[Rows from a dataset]

· · ·

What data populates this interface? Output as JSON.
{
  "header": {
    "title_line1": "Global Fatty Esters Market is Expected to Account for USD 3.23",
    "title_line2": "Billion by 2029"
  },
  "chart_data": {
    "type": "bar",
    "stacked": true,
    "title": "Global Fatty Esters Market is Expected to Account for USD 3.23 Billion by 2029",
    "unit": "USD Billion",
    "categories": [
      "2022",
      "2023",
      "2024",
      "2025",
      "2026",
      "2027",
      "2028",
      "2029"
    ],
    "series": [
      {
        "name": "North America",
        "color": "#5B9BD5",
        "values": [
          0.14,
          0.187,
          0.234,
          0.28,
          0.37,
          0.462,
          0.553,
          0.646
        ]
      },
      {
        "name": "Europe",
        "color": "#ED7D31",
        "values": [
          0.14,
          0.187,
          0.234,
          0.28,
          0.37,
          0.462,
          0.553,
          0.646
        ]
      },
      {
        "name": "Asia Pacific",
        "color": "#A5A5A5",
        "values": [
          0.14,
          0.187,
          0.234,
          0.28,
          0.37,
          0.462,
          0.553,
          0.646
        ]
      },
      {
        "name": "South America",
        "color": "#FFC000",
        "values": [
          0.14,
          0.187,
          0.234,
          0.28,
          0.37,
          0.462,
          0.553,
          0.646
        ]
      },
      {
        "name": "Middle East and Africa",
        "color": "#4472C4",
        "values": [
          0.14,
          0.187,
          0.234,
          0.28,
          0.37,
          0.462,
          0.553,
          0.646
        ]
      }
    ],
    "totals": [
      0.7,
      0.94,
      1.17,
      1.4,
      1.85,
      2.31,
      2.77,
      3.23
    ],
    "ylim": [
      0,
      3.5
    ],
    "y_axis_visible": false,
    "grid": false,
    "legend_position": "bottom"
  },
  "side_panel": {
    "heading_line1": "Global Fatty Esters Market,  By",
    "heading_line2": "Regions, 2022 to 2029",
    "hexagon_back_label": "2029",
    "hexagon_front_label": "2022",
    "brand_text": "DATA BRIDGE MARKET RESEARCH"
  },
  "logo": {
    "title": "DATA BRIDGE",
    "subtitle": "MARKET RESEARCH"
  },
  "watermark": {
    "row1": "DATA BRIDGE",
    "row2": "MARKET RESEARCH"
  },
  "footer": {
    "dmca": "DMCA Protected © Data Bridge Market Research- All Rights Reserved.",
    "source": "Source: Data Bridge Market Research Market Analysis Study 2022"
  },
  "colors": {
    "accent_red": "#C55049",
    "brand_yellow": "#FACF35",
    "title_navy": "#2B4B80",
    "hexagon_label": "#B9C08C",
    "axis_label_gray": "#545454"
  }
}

· · ·

**WRITTEN TASK:** Write out every entry again, keeping each line exactly the same.

**WRITTEN RESPONSE:**
What data populates this interface? Output as JSON.
{
  "header": {
    "title_line1": "Global Fatty Esters Market is Expected to Account for USD 3.23",
    "title_line2": "Billion by 2029"
  },
  "chart_data": {
    "type": "bar",
    "stacked": true,
    "title": "Global Fatty Esters Market is Expected to Account for USD 3.23 Billion by 2029",
    "unit": "USD Billion",
    "categories": [
      "2022",
      "2023",
      "2024",
      "2025",
      "2026",
      "2027",
      "2028",
      "2029"
    ],
    "series": [
      {
        "name": "North America",
        "color": "#5B9BD5",
        "values": [
          0.14,
          0.187,
          0.234,
          0.28,
          0.37,
          0.462,
          0.553,
          0.646
        ]
      },
      {
        "name": "Europe",
        "color": "#ED7D31",
        "values": [
          0.14,
          0.187,
          0.234,
          0.28,
          0.37,
          0.462,
          0.553,
          0.646
        ]
      },
      {
        "name": "Asia Pacific",
        "color": "#A5A5A5",
        "values": [
          0.14,
          0.187,
          0.234,
          0.28,
          0.37,
          0.462,
          0.553,
          0.646
        ]
      },
      {
        "name": "South America",
        "color": "#FFC000",
        "values": [
          0.14,
          0.187,
          0.234,
          0.28,
          0.37,
          0.462,
          0.553,
          0.646
        ]
      },
      {
        "name": "Middle East and Africa",
        "color": "#4472C4",
        "values": [
          0.14,
          0.187,
          0.234,
          0.28,
          0.37,
          0.462,
          0.553,
          0.646
        ]
      }
    ],
    "totals": [
      0.7,
      0.94,
      1.17,
      1.4,
      1.85,
      2.31,
      2.77,
      3.23
    ],
    "ylim": [
      0,
      3.5
    ],
    "y_axis_visible": false,
    "grid": false,
    "legend_position": "bottom"
  },
  "side_panel": {
    "heading_line1": "Global Fatty Esters Market,  By",
    "heading_line2": "Regions, 2022 to 2029",
    "hexagon_back_label": "2029",
    "hexagon_front_label": "2022",
    "brand_text": "DATA BRIDGE MARKET RESEARCH"
  },
  "logo": {
    "title": "DATA BRIDGE",
    "subtitle": "MARKET RESEARCH"
  },
  "watermark": {
    "row1": "DATA BRIDGE",
    "row2": "MARKET RESEARCH"
  },
  "footer": {
    "dmca": "DMCA Protected © Data Bridge Market Research- All Rights Reserved.",
    "source": "Source: Data Bridge Market Research Market Analysis Study 2022"
  },
  "colors": {
    "accent_red": "#C55049",
    "brand_yellow": "#FACF35",
    "title_navy": "#2B4B80",
    "hexagon_label": "#B9C08C",
    "axis_label_gray": "#545454"
  }
}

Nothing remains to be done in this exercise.